• **Exercise task**
Report how many lines below contain the word "CONFIGURACAO". Give only the number.
****************************************
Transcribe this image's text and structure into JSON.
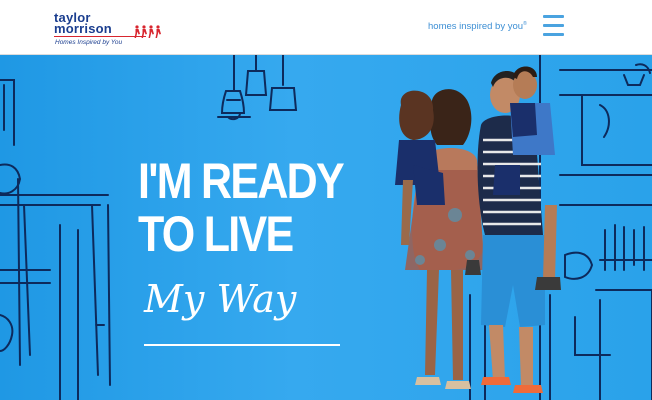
{
  "brand": {
    "name_line1": "taylor",
    "name_line2": "morrison",
    "tagline": "Homes Inspired by You",
    "color": "#1b3e8f",
    "accent": "#d8262f"
  },
  "header": {
    "tagline": "homes inspired by you",
    "tagline_mark": "®",
    "menu_icon": "hamburger-menu-icon"
  },
  "hero": {
    "headline_line1": "I'M READY",
    "headline_line2": "TO LIVE",
    "script_text": "My Way",
    "background": "#2aa2ea"
  }
}
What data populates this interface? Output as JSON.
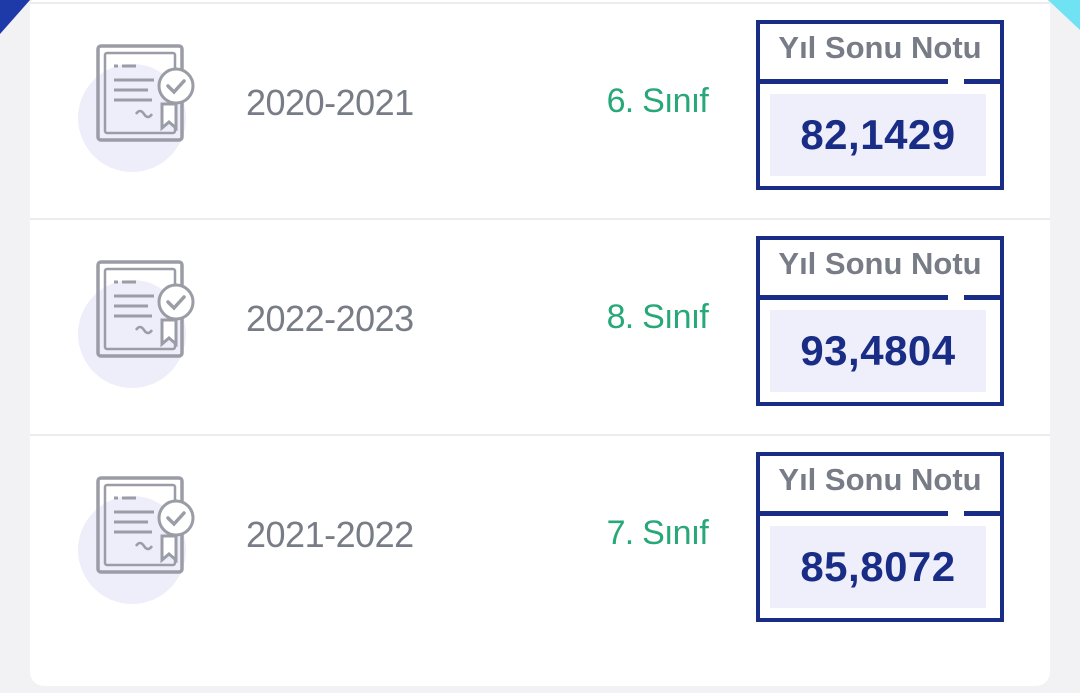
{
  "score_label": "Yıl Sonu Notu",
  "icon": "certificate-icon",
  "colors": {
    "accent": "#1a2d86",
    "grade": "#27a878",
    "muted": "#777c86"
  },
  "records": [
    {
      "year": "2020-2021",
      "grade": "6. Sınıf",
      "score": "82,1429"
    },
    {
      "year": "2022-2023",
      "grade": "8. Sınıf",
      "score": "93,4804"
    },
    {
      "year": "2021-2022",
      "grade": "7. Sınıf",
      "score": "85,8072"
    }
  ]
}
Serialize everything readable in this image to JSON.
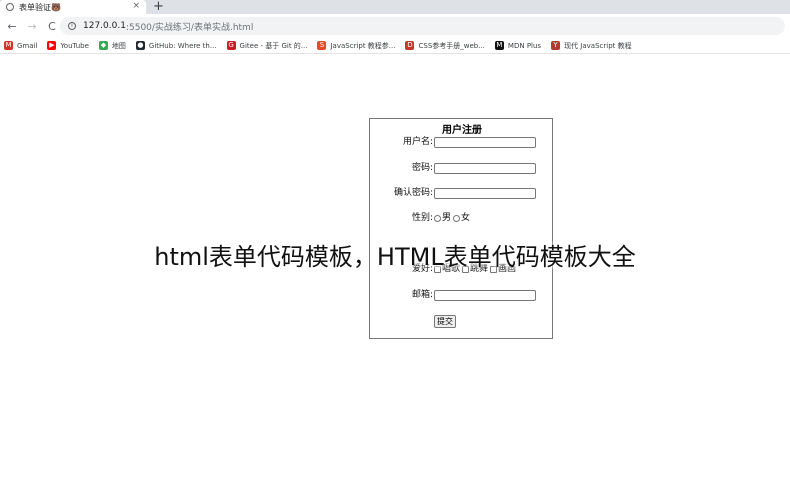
{
  "browser": {
    "tab_title": "表单验证🐻",
    "close_glyph": "×",
    "new_tab_glyph": "+",
    "back_glyph": "←",
    "forward_glyph": "→",
    "reload_glyph": "C",
    "url_host": "127.0.0.1",
    "url_path": ":5500/实战练习/表单实战.html",
    "bookmarks": [
      {
        "label": "Gmail",
        "icon": "gmail-icon",
        "color": "#d93025",
        "glyph": "M"
      },
      {
        "label": "YouTube",
        "icon": "youtube-icon",
        "color": "#ff0000",
        "glyph": "▶"
      },
      {
        "label": "地图",
        "icon": "maps-icon",
        "color": "#34a853",
        "glyph": "◆"
      },
      {
        "label": "GitHub: Where th...",
        "icon": "github-icon",
        "color": "#24292e",
        "glyph": "●"
      },
      {
        "label": "Gitee - 基于 Git 的...",
        "icon": "gitee-icon",
        "color": "#c71d23",
        "glyph": "G"
      },
      {
        "label": "JavaScript 教程参...",
        "icon": "js-tutorial-icon",
        "color": "#e34c26",
        "glyph": "S"
      },
      {
        "label": "CSS参考手册_web...",
        "icon": "css-reference-icon",
        "color": "#c0392b",
        "glyph": "D"
      },
      {
        "label": "MDN Plus",
        "icon": "mdn-icon",
        "color": "#111111",
        "glyph": "M"
      },
      {
        "label": "现代 JavaScript 教程",
        "icon": "modern-js-icon",
        "color": "#b03a2e",
        "glyph": "Y"
      }
    ]
  },
  "form": {
    "title": "用户注册",
    "username_label": "用户名:",
    "password_label": "密码:",
    "confirm_label": "确认密码:",
    "gender_label": "性别:",
    "gender_options": [
      "男",
      "女"
    ],
    "hobby_label": "爱好:",
    "hobby_options": [
      "唱歌",
      "跳舞",
      "画画"
    ],
    "email_label": "邮箱:",
    "submit_label": "提交"
  },
  "overlay": {
    "caption": "html表单代码模板，HTML表单代码模板大全"
  }
}
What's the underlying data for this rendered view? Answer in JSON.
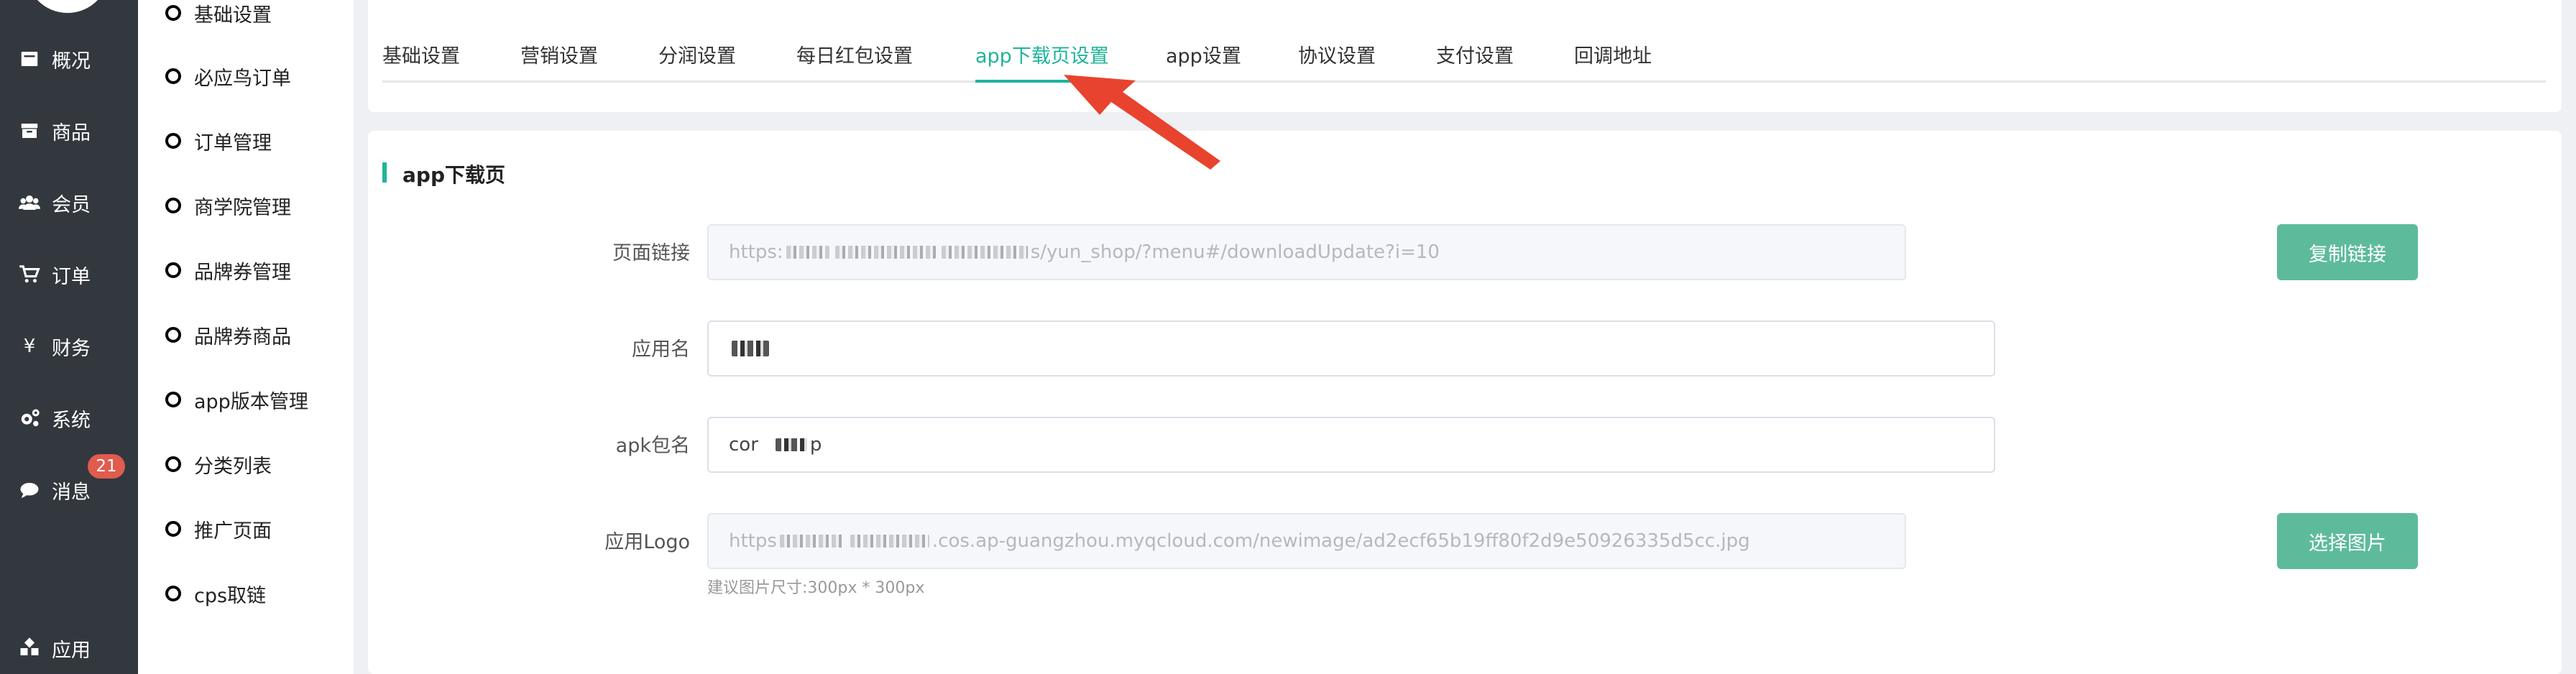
{
  "nav": {
    "items": [
      {
        "label": "概况",
        "icon": "overview-icon"
      },
      {
        "label": "商品",
        "icon": "goods-icon"
      },
      {
        "label": "会员",
        "icon": "members-icon"
      },
      {
        "label": "订单",
        "icon": "cart-icon"
      },
      {
        "label": "财务",
        "icon": "yen-icon"
      },
      {
        "label": "系统",
        "icon": "gears-icon"
      },
      {
        "label": "消息",
        "icon": "chat-icon"
      },
      {
        "label": "应用",
        "icon": "apps-icon"
      }
    ],
    "badge": "21"
  },
  "submenu": {
    "items": [
      "基础设置",
      "必应鸟订单",
      "订单管理",
      "商学院管理",
      "品牌券管理",
      "品牌券商品",
      "app版本管理",
      "分类列表",
      "推广页面",
      "cps取链"
    ]
  },
  "tabs": {
    "items": [
      "基础设置",
      "营销设置",
      "分润设置",
      "每日红包设置",
      "app下载页设置",
      "app设置",
      "协议设置",
      "支付设置",
      "回调地址"
    ],
    "active_index": 4
  },
  "section": {
    "title": "app下载页"
  },
  "form": {
    "page_link": {
      "label": "页面链接",
      "prefix": "https:",
      "suffix": "s/yun_shop/?menu#/downloadUpdate?i=10",
      "button": "复制链接"
    },
    "app_name": {
      "label": "应用名"
    },
    "apk_name": {
      "label": "apk包名",
      "prefix": "cor",
      "suffix": "p"
    },
    "logo": {
      "label": "应用Logo",
      "prefix": "https",
      "suffix": ".cos.ap-guangzhou.myqcloud.com/newimage/ad2ecf65b19ff80f2d9e50926335d5cc.jpg",
      "button": "选择图片",
      "hint": "建议图片尺寸:300px * 300px"
    }
  },
  "colors": {
    "accent": "#1fb49a",
    "button": "#5dbb9c",
    "nav_bg": "#33383e",
    "badge": "#e15b4e",
    "arrow": "#e8432e"
  }
}
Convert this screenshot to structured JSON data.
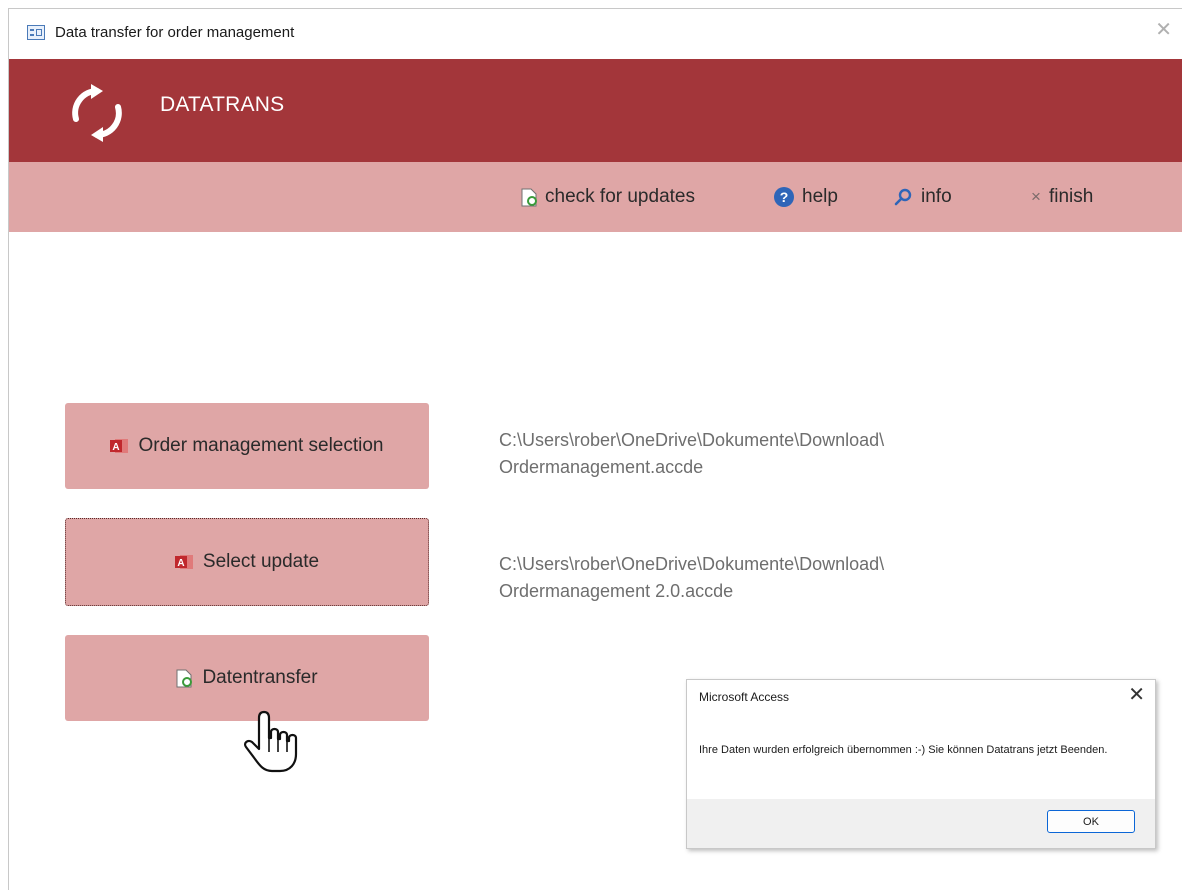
{
  "window": {
    "title": "Data transfer for order management",
    "close_glyph": "✕"
  },
  "banner": {
    "brand": "DATATRANS",
    "logo_icon": "refresh-icon"
  },
  "toolbar": {
    "items": [
      {
        "label": "check for updates",
        "icon": "document-refresh-icon"
      },
      {
        "label": "help",
        "icon": "help-icon"
      },
      {
        "label": "info",
        "icon": "search-icon"
      },
      {
        "label": "finish",
        "icon": "close-icon"
      }
    ],
    "help_glyph": "?",
    "finish_glyph": "×"
  },
  "actions": {
    "order_selection": {
      "label": "Order management selection",
      "path_line1": "C:\\Users\\rober\\OneDrive\\Dokumente\\Download\\",
      "path_line2": "Ordermanagement.accde"
    },
    "select_update": {
      "label": "Select update",
      "path_line1": "C:\\Users\\rober\\OneDrive\\Dokumente\\Download\\",
      "path_line2": "Ordermanagement 2.0.accde"
    },
    "datentransfer": {
      "label": "Datentransfer"
    }
  },
  "dialog": {
    "title": "Microsoft Access",
    "message": "Ihre Daten wurden erfolgreich übernommen :-) Sie können Datatrans jetzt Beenden.",
    "ok_label": "OK",
    "close_glyph": "✕"
  },
  "colors": {
    "banner": "#a3363a",
    "toolbar": "#dfa6a6",
    "button": "#dfa6a6",
    "access_red": "#c0282d",
    "help_blue": "#2e65b8"
  }
}
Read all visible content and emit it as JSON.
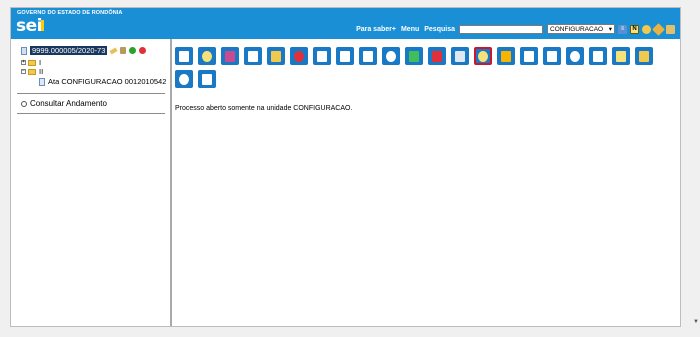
{
  "header": {
    "org": "GOVERNO DO ESTADO DE RONDÔNIA",
    "logo": "sei",
    "nav": {
      "para_saber": "Para saber+",
      "menu": "Menu",
      "pesquisa": "Pesquisa"
    },
    "search_value": "",
    "unit": "CONFIGURACAO",
    "icons": [
      "list-icon",
      "n-badge-icon",
      "user-icon",
      "tools-icon",
      "exit-icon"
    ]
  },
  "tree": {
    "process": "9999.000005/2020-73",
    "folder_1": "I",
    "folder_2": "II",
    "document": "Ata CONFIGURACAO 0012010542",
    "consultar": "Consultar Andamento"
  },
  "toolbar": {
    "selected_index": 13,
    "buttons": [
      "incluir-documento",
      "iniciar-processo-relacionado",
      "gerenciar-acompanhamento",
      "acompanhamento-especial",
      "ciencia",
      "enviar-processo",
      "atualizar-andamento",
      "atribuir-processo",
      "relacionar-processos",
      "enviar-email",
      "duplicar-processo",
      "anexar-processo",
      "ordenar-arvore",
      "gerenciar-marcador",
      "sobrestar-processo",
      "anotacoes",
      "concluir-processo",
      "gerar-pdf",
      "gerar-zip",
      "acompanhamento",
      "marcador",
      "listar-processos",
      "pesquisar-processo"
    ]
  },
  "status_message": "Processo aberto somente na unidade CONFIGURACAO."
}
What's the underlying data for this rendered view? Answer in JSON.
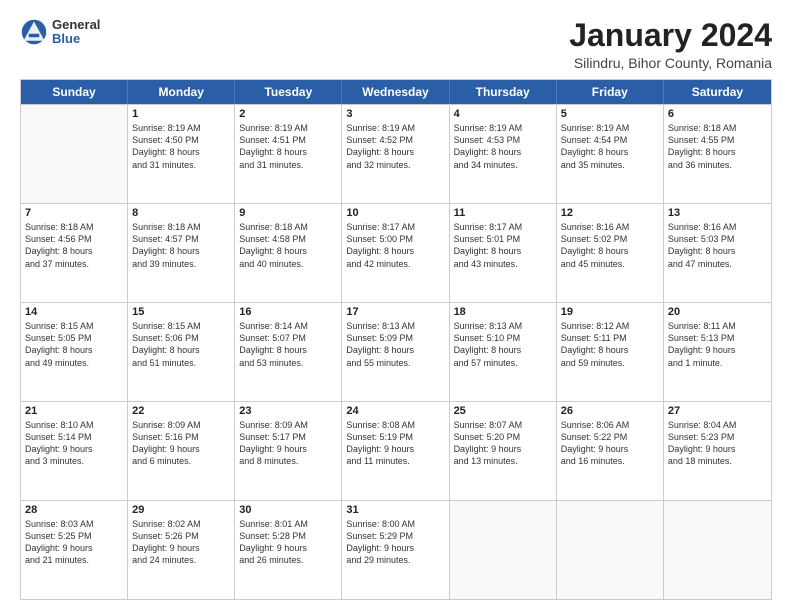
****************************************
• **Result for this task**
3